PROBLEM DETAILS: Write out each line exactly as given. Leave the pictures out of your copy.

INPUT RECORDS:
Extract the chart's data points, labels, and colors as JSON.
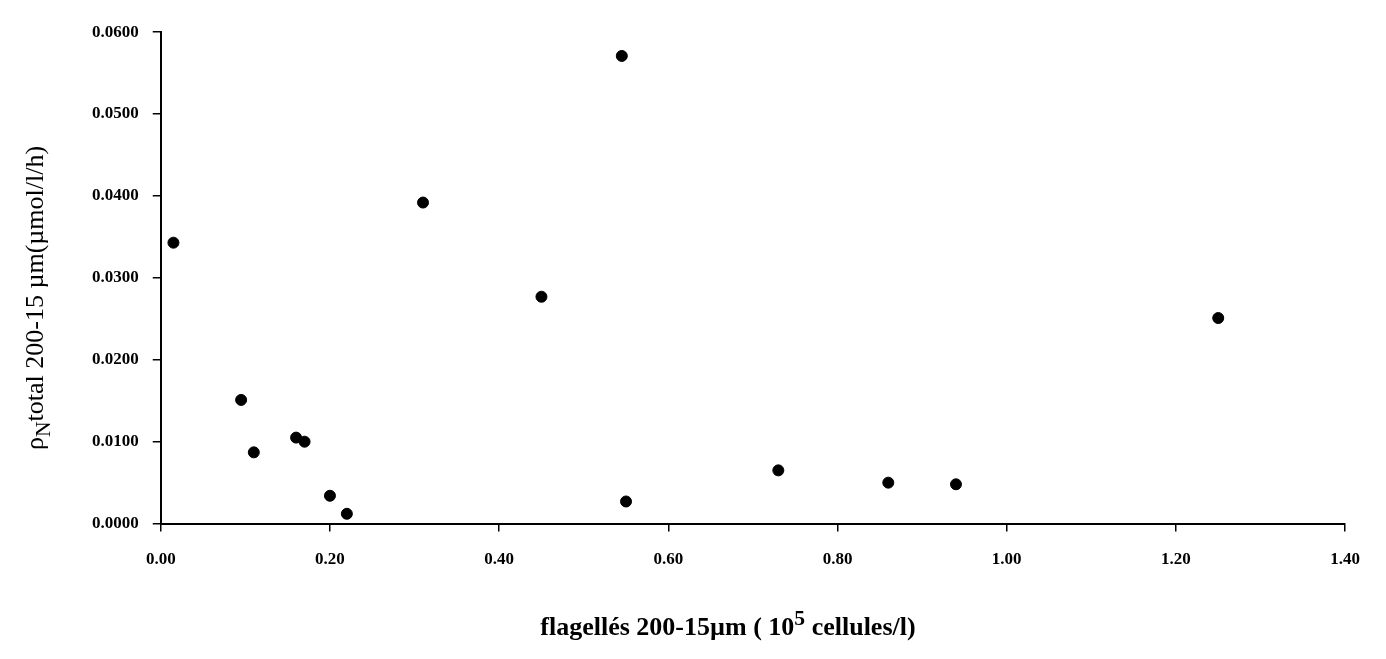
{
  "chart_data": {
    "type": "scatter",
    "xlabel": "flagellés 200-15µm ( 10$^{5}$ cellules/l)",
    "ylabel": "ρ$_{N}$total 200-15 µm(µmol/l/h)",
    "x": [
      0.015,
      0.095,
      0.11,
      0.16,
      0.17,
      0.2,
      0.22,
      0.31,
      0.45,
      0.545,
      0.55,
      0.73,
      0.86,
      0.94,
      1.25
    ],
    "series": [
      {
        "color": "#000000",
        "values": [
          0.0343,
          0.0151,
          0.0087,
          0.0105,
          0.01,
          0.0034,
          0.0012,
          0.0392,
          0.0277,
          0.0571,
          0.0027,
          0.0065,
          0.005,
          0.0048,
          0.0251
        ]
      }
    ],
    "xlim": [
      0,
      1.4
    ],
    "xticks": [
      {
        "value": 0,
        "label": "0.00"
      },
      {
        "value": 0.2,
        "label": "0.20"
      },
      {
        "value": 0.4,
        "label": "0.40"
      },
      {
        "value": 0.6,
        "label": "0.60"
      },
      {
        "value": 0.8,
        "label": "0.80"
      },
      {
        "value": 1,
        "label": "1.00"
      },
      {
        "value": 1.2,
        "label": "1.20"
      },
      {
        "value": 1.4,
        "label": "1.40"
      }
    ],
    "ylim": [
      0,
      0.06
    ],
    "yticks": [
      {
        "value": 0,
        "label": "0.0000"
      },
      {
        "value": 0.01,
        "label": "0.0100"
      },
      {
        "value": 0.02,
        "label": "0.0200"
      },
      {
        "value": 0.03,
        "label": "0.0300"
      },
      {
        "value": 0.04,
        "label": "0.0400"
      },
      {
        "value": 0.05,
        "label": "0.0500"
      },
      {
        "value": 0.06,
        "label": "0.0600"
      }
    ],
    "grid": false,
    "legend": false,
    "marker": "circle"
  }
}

OUTPUT BELOW:
Extract the chart's data points, labels, and colors as JSON.
{
  "chart_data": {
    "type": "scatter",
    "xlabel": "flagellés 200-15µm ( 10$^{5}$ cellules/l)",
    "ylabel": "ρ$_{N}$total 200-15 µm(µmol/l/h)",
    "x": [
      0.015,
      0.095,
      0.11,
      0.16,
      0.17,
      0.2,
      0.22,
      0.31,
      0.45,
      0.545,
      0.55,
      0.73,
      0.86,
      0.94,
      1.25
    ],
    "series": [
      {
        "color": "#000000",
        "values": [
          0.0343,
          0.0151,
          0.0087,
          0.0105,
          0.01,
          0.0034,
          0.0012,
          0.0392,
          0.0277,
          0.0571,
          0.0027,
          0.0065,
          0.005,
          0.0048,
          0.0251
        ]
      }
    ],
    "xlim": [
      0,
      1.4
    ],
    "xticks": [
      {
        "value": 0,
        "label": "0.00"
      },
      {
        "value": 0.2,
        "label": "0.20"
      },
      {
        "value": 0.4,
        "label": "0.40"
      },
      {
        "value": 0.6,
        "label": "0.60"
      },
      {
        "value": 0.8,
        "label": "0.80"
      },
      {
        "value": 1,
        "label": "1.00"
      },
      {
        "value": 1.2,
        "label": "1.20"
      },
      {
        "value": 1.4,
        "label": "1.40"
      }
    ],
    "ylim": [
      0,
      0.06
    ],
    "yticks": [
      {
        "value": 0,
        "label": "0.0000"
      },
      {
        "value": 0.01,
        "label": "0.0100"
      },
      {
        "value": 0.02,
        "label": "0.0200"
      },
      {
        "value": 0.03,
        "label": "0.0300"
      },
      {
        "value": 0.04,
        "label": "0.0400"
      },
      {
        "value": 0.05,
        "label": "0.0500"
      },
      {
        "value": 0.06,
        "label": "0.0600"
      }
    ],
    "grid": false,
    "legend": false,
    "marker": "circle"
  }
}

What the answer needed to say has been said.